------ Passage to read
# Cooking chicken with skin?



## nicklord1 (Dec 19, 2008)

Do you leave the skin on or off i have never known the real answer to this.

Cheers


----------



## VeraBlue (Dec 19, 2008)

I always prefer the skin on, and the bones still in.  The skin keeps the chicken moist and the bones impart lots and lots of flavour.


----------



## GB (Dec 19, 2008)

There is no real answer. It is personal preference. I love the skin. There is no right or wrong way though. It is whatever you like.


----------



## Andy M. (Dec 19, 2008)

I like the skin on with preparations that result in dry crispy skin.  I do not like it in dishes where the skin ends up soft and wet.


----------



## padams2359 (Dec 19, 2008)

You want to leave the skin on during cooking, but remove it before serving.  It is healthier that way, but I do prefer a nice crisp skin myself.


----------



## Uncle Bob (Dec 19, 2008)

For me it's how it is cook...If the method causes crisp skin...I leave it on.
If the opposite is true then I remove the skin prior to cooking!


----------



## padams2359 (Dec 19, 2008)

Also, you may want to remove as many of the fatty deposits that you can get to without removing the skin prior to cooking.  Around where the base of the neck was, and what ever you can get to in the thigh area.


----------



## Phil (Dec 19, 2008)

*When grillin' chicken...*

...you salt the chicken heavily and grill it. The skin becomes a browning bag and holds in the juices. When done, I discard the skin and enjoy a great meal.


----------



## deelady (Dec 19, 2008)

I just cannot bring myself to throw out good chicken skin!! If I am trying to be good then I just buy boneless/skinless....otherwise I will eat it and LOVE it!


----------



## jpmcgrew (Dec 19, 2008)

padams2359 said:


> Also, you may want to remove as many of the fatty deposits that you can get to without removing the skin prior to cooking. Around where the base of the neck was, and what ever you can get to in the thigh area.


 
 I also try to remove as much fat as I can I love crispy chicken and turkey skin wont eat if it's soft.


----------



## ChefJune (Dec 19, 2008)

Andy M. said:


> I like the skin on with preparations that result in dry crispy skin. I do not like it in dishes where the skin ends up soft and wet.


 
me, too!

I almost always cook chicken with the skin and bones, except for the few occasions I make a recipe with chicken supremes.


----------



## Yakuta (Dec 19, 2008)
------------
Given instruction a:
Which members of the chicken skin thread use the word "crisp" or "crispy" in their own words, not counting quoted passages? Give each member once.
The listing that follows is unrelated to the chicken skin thread.
------ Data records
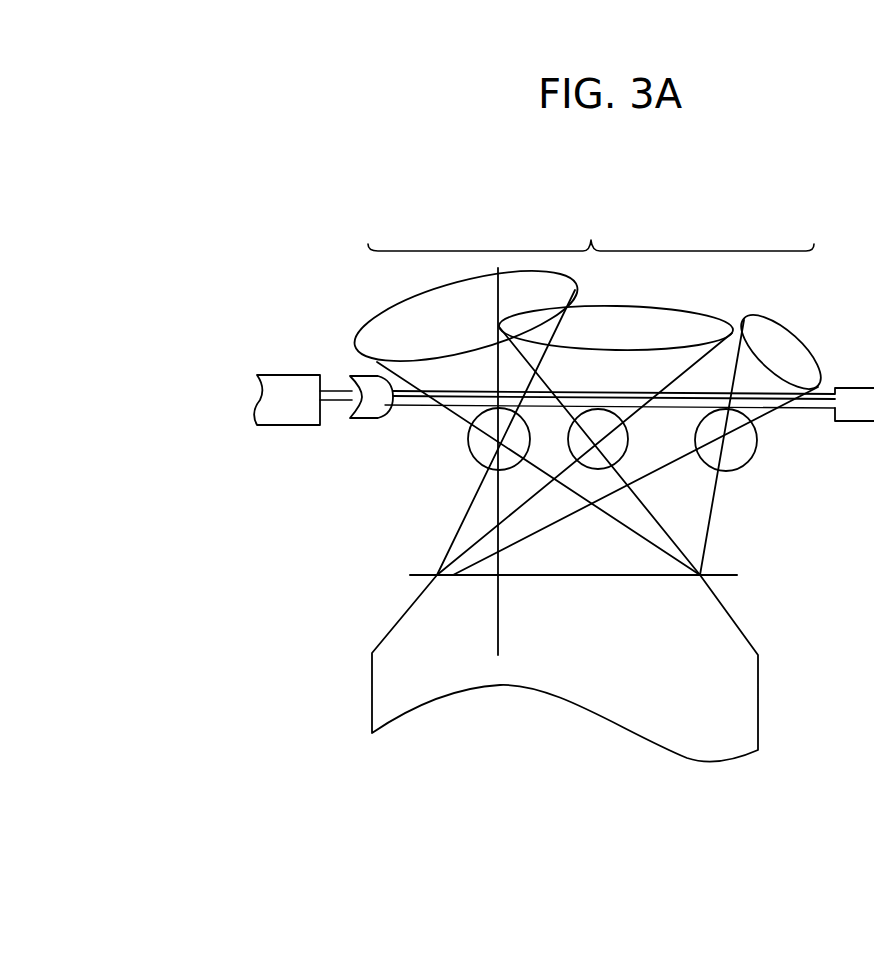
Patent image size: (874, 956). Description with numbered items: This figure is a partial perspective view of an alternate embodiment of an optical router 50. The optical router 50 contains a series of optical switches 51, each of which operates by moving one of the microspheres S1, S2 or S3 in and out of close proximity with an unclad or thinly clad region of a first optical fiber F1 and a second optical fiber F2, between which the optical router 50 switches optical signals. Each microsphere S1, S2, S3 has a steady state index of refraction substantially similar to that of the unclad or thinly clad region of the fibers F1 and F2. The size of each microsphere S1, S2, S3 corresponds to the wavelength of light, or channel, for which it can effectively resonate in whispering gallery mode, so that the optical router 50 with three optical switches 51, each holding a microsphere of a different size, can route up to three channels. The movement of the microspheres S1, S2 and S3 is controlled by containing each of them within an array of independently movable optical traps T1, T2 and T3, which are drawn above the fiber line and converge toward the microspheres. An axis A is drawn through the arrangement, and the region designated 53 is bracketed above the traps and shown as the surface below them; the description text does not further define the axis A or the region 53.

The optical router 50 is at (392, 519).
The optical switches 51 is at (462, 490).
The screen / target surface 53 is at (709, 726).
The optical axis A is at (497, 285).
The first optical fiber F1 is at (368, 420).
The second optical fiber F2 is at (301, 410).
The optical trap T1 is at (781, 352).
The optical trap T2 is at (616, 328).
The optical trap T3 is at (466, 315).
The microsphere S1 is at (749, 454).
The microsphere S2 is at (593, 451).
The microsphere S3 is at (527, 451).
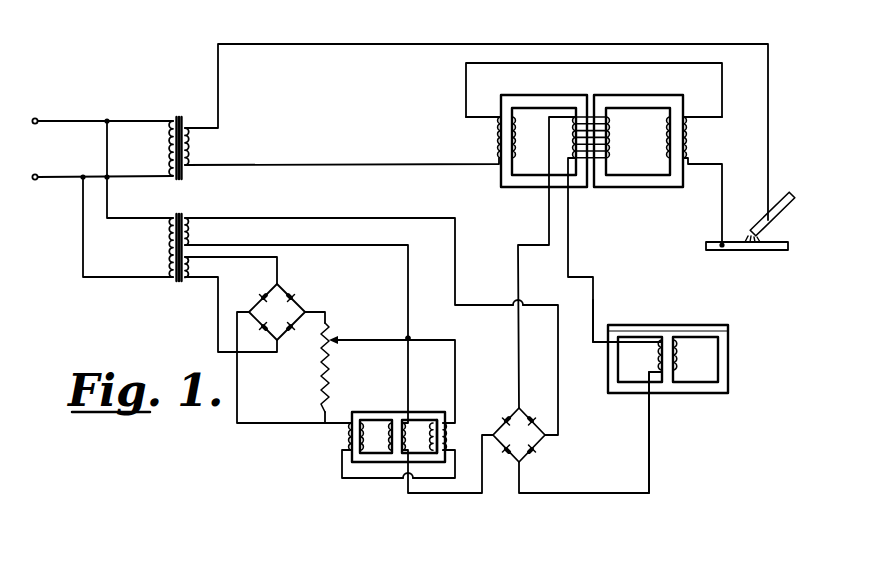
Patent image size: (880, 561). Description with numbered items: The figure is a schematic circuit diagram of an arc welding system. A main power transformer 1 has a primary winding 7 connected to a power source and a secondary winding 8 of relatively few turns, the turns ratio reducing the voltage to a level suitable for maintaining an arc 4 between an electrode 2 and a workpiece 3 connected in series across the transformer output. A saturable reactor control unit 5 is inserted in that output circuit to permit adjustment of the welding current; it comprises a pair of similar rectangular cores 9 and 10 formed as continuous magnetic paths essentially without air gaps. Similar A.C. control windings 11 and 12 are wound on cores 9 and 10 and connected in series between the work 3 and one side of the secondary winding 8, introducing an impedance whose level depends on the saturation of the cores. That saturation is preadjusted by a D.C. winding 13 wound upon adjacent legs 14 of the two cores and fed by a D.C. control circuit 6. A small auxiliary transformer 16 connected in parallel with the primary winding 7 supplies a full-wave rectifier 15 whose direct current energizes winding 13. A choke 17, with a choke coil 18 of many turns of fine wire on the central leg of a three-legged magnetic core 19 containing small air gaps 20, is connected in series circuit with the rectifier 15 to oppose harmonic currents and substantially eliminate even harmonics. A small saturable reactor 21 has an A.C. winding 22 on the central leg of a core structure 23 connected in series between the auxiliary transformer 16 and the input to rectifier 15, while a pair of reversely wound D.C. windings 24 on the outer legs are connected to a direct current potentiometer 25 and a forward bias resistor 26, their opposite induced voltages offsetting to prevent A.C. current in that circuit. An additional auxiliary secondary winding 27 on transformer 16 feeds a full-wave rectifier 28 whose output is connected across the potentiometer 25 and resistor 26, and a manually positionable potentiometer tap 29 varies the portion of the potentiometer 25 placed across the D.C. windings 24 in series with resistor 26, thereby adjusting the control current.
------------
Given instruction b:
Set down the lines of the listing exactly, from its start through the line containing "The microsphere S2 is at (593, 451).". Leave the pictures out.

Exercise solution a:
Andy M.
padams2359
Uncle Bob
jpmcgrew

Exercise solution b:
Patent image size: (874, 956). Description with numbered items: This figure is a partial perspective view of an alternate embodiment of an optical router 50. The optical router 50 contains a series of optical switches 51, each of which operates by moving one of the microspheres S1, S2 or S3 in and out of close proximity with an unclad or thinly clad region of a first optical fiber F1 and a second optical fiber F2, between which the optical router 50 switches optical signals. Each microsphere S1, S2, S3 has a steady state index of refraction substantially similar to that of the unclad or thinly clad region of the fibers F1 and F2. The size of each microsphere S1, S2, S3 corresponds to the wavelength of light, or channel, for which it can effectively resonate in whispering gallery mode, so that the optical router 50 with three optical switches 51, each holding a microsphere of a different size, can route up to three channels. The movement of the microspheres S1, S2 and S3 is controlled by containing each of them within an array of independently movable optical traps T1, T2 and T3, which are drawn above the fiber line and converge toward the microspheres. An axis A is drawn through the arrangement, and the region designated 53 is bracketed above the traps and shown as the surface below them; the description text does not further define the axis A or the region 53.

The optical router 50 is at (392, 519).
The optical switches 51 is at (462, 490).
The screen / target surface 53 is at (709, 726).
The optical axis A is at (497, 285).
The first optical fiber F1 is at (368, 420).
The second optical fiber F2 is at (301, 410).
The optical trap T1 is at (781, 352).
The optical trap T2 is at (616, 328).
The optical trap T3 is at (466, 315).
The microsphere S1 is at (749, 454).
The microsphere S2 is at (593, 451).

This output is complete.